■ **DIRECTIONS FOR THIS TASK**
Copy all lines in which the word "节点大样" can be found.

■ **Collected data entries**

◇ ◇ ◇ ◇ ◇ ◇ ◇

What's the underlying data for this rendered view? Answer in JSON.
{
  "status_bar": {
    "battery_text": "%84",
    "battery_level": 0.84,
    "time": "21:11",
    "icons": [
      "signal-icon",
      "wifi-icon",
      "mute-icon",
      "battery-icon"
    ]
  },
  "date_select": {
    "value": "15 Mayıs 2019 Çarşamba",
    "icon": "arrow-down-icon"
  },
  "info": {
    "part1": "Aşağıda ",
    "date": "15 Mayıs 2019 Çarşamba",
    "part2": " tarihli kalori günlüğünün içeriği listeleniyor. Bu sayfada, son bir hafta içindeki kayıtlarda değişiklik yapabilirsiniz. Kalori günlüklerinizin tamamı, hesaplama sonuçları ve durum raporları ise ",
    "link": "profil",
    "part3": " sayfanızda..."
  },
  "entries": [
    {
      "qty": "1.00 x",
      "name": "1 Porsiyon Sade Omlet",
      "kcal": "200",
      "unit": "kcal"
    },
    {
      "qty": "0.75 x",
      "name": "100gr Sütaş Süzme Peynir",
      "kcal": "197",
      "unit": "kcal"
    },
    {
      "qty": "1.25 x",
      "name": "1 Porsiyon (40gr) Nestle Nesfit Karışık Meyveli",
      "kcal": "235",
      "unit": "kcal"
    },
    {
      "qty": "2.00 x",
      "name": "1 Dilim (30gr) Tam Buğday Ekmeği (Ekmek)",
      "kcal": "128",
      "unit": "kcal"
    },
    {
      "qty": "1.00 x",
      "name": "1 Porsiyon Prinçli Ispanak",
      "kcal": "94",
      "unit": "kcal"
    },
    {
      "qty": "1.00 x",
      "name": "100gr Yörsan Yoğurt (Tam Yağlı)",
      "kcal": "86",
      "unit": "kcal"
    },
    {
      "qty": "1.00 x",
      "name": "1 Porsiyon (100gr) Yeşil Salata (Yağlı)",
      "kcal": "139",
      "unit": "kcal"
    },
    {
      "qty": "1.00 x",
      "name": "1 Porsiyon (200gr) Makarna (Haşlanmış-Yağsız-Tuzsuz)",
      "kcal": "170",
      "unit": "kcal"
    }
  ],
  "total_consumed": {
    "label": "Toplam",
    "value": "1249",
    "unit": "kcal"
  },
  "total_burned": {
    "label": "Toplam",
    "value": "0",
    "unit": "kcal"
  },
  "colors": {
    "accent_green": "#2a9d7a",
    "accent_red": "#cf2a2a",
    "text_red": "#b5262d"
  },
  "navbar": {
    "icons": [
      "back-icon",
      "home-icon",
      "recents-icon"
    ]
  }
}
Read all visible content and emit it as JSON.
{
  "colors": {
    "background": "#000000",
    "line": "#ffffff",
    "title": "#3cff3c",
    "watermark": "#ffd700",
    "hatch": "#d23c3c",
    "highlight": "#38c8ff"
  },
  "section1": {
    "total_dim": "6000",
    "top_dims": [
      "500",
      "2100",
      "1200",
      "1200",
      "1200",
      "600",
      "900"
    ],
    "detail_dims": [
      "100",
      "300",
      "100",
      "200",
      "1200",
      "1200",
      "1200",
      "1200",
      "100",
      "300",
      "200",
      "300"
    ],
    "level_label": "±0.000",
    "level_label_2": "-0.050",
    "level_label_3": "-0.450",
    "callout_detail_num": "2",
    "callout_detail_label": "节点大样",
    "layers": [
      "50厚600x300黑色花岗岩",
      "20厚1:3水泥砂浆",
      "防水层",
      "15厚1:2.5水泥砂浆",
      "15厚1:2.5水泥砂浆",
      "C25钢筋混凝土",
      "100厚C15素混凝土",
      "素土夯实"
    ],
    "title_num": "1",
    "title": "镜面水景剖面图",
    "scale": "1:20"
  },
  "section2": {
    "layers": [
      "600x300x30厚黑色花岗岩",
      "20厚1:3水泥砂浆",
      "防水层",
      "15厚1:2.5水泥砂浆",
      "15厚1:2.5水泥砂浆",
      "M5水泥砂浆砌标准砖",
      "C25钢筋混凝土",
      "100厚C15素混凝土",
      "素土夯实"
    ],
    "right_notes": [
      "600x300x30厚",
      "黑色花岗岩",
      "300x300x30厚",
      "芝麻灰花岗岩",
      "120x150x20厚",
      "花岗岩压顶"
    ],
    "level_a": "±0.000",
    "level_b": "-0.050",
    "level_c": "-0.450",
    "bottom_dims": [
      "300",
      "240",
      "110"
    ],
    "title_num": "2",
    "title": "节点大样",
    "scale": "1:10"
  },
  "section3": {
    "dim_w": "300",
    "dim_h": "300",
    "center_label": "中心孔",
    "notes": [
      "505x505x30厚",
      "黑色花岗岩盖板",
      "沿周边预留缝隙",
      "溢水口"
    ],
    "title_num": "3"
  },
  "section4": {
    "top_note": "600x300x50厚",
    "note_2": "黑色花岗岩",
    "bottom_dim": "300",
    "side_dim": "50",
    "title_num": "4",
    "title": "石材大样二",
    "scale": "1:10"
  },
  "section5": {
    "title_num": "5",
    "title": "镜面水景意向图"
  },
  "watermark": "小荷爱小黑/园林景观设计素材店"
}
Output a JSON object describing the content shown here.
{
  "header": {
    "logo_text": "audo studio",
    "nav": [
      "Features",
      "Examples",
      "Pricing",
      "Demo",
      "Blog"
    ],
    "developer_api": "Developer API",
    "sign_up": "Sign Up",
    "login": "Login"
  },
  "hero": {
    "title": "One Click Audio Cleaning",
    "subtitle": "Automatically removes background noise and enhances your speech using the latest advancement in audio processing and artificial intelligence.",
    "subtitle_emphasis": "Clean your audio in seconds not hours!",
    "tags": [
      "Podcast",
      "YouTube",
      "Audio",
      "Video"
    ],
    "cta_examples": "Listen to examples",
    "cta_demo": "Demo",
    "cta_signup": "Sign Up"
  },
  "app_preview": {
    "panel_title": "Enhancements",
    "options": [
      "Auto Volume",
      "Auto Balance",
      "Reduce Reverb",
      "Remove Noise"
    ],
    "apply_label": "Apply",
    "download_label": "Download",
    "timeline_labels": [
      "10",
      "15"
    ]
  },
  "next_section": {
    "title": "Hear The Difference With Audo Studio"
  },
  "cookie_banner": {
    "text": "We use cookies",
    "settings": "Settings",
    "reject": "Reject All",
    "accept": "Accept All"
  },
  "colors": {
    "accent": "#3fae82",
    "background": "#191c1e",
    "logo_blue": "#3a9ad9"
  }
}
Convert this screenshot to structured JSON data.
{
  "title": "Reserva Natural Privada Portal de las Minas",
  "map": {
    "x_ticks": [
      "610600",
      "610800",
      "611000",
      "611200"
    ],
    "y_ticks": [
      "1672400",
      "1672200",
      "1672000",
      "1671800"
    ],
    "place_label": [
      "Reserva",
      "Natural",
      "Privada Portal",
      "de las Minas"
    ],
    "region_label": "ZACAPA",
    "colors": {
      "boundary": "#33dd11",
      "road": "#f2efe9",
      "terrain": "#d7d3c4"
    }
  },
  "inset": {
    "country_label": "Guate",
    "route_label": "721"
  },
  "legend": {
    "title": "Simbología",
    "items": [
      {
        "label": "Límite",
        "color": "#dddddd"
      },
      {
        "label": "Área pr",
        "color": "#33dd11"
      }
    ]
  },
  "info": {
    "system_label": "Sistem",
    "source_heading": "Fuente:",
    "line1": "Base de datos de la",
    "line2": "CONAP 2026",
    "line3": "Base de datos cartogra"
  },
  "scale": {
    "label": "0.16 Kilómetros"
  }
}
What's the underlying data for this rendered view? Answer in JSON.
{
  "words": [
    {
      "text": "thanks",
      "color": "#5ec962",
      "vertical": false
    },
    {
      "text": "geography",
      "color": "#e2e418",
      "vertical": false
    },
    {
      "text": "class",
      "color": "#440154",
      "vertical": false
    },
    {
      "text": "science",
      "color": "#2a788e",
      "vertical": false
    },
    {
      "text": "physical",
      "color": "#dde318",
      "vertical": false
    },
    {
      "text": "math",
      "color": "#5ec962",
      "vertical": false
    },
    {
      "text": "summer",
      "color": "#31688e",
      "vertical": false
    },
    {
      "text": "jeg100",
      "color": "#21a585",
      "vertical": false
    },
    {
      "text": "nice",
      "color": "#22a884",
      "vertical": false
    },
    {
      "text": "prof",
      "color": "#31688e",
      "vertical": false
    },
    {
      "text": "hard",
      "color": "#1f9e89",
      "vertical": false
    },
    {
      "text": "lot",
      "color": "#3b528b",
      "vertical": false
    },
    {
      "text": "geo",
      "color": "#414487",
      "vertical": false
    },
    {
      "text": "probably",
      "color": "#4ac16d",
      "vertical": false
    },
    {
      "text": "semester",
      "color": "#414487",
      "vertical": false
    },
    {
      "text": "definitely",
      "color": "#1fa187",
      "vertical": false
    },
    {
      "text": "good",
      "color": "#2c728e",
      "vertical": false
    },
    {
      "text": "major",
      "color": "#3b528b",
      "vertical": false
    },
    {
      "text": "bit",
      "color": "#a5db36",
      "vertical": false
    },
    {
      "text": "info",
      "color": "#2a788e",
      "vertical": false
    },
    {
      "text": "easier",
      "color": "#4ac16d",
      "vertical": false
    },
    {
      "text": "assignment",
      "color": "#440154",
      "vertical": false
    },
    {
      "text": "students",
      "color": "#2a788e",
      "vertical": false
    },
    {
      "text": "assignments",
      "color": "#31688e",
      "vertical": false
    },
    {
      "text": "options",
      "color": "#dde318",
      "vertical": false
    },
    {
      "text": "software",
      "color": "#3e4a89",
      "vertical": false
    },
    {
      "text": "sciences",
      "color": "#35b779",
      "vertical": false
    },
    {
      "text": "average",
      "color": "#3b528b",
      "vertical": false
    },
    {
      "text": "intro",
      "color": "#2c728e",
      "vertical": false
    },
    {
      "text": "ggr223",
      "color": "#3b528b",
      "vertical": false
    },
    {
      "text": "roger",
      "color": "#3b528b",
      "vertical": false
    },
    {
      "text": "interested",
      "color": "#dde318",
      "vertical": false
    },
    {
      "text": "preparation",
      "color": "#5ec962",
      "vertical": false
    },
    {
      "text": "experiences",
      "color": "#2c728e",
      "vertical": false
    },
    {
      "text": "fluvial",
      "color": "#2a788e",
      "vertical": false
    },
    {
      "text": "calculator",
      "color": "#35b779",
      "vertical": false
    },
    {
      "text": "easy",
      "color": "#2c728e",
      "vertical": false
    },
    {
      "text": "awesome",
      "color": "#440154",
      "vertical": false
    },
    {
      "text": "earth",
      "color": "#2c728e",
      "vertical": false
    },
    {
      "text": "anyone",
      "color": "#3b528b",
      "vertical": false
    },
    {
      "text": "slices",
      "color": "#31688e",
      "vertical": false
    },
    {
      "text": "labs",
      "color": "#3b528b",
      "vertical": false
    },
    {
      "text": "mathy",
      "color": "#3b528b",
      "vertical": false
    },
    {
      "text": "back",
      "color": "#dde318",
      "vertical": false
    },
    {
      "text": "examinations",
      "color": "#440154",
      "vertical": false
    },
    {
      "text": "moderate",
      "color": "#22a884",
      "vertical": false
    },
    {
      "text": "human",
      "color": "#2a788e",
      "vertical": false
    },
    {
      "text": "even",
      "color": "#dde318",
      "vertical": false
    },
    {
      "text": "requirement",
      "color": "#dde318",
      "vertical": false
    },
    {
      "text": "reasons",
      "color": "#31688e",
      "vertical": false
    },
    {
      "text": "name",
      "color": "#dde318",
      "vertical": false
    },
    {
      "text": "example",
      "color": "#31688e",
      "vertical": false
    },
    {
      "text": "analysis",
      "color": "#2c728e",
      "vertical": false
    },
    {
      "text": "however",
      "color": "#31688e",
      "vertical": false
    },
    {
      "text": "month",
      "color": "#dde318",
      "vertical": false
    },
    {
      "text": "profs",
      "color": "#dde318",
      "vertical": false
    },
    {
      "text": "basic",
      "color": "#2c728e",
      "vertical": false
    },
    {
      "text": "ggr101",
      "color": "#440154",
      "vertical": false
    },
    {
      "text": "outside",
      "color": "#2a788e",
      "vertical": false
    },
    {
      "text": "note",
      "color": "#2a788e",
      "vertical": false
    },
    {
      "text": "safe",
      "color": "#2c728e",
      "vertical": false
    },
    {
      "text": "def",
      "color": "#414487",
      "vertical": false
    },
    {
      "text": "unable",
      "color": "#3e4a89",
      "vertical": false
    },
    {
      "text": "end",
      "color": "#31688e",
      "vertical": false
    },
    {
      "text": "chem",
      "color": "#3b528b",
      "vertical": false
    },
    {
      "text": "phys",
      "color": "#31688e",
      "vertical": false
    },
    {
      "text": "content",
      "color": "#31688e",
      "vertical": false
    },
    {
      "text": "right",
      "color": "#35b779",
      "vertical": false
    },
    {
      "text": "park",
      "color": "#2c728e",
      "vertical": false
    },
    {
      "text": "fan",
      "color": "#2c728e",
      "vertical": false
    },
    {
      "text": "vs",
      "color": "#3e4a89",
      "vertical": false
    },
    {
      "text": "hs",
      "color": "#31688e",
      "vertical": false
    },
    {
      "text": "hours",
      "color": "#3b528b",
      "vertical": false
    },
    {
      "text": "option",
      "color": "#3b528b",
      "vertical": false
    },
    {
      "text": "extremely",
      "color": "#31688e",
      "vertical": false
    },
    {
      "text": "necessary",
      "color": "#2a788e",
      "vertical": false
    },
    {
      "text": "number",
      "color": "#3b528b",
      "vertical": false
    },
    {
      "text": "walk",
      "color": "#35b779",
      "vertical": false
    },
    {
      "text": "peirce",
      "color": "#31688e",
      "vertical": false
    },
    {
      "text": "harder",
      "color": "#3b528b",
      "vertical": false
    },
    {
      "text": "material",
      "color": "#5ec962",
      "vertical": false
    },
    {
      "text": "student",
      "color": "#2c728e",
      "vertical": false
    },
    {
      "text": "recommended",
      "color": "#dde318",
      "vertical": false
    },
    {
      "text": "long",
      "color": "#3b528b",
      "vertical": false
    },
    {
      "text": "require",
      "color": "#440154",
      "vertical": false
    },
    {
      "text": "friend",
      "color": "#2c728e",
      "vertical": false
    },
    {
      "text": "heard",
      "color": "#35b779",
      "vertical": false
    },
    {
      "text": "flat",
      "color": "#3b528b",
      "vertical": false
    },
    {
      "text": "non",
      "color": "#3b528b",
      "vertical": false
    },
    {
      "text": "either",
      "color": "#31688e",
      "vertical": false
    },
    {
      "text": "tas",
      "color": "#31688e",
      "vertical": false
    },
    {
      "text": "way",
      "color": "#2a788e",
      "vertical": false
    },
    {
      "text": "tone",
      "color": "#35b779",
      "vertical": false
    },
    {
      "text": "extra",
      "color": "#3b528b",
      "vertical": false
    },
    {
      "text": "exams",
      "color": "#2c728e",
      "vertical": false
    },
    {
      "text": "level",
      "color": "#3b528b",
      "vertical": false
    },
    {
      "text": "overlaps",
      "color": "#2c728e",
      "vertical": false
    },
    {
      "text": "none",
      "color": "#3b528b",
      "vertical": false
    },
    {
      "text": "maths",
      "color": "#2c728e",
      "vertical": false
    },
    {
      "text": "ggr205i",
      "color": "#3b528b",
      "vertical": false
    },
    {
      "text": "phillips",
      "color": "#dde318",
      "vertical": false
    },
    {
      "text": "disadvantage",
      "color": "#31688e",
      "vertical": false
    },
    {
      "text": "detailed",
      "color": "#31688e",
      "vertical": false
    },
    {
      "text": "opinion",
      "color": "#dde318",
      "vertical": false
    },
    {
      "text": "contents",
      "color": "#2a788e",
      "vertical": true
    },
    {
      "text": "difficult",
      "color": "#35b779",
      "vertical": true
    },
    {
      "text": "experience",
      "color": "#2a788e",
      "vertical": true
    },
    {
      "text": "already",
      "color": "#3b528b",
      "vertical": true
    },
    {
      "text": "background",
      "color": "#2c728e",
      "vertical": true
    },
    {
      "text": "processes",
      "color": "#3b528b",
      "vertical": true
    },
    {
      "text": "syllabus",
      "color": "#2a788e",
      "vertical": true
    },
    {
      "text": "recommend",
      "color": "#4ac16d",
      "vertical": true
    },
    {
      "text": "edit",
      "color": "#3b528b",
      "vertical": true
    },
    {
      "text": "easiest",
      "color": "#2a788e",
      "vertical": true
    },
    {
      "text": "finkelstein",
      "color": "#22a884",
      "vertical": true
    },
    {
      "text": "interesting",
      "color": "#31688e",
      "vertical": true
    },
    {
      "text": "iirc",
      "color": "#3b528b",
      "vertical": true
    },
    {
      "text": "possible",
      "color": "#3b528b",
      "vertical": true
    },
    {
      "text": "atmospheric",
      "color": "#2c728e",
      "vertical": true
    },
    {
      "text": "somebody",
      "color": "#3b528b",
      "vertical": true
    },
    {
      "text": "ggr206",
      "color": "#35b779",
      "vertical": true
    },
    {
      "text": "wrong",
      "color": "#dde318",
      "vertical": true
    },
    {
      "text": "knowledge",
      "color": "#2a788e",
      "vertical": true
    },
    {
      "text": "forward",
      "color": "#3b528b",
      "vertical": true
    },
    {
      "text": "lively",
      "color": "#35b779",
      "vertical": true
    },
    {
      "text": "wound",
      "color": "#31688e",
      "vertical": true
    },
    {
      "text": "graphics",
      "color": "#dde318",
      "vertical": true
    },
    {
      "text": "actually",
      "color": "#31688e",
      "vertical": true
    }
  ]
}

◇ ◇ ◇ ◇ ◇ ◇ ◇

■ **SOLUTION FOR THIS EXERCISE**
    "callout_detail_label": "节点大样",
    "title": "节点大样",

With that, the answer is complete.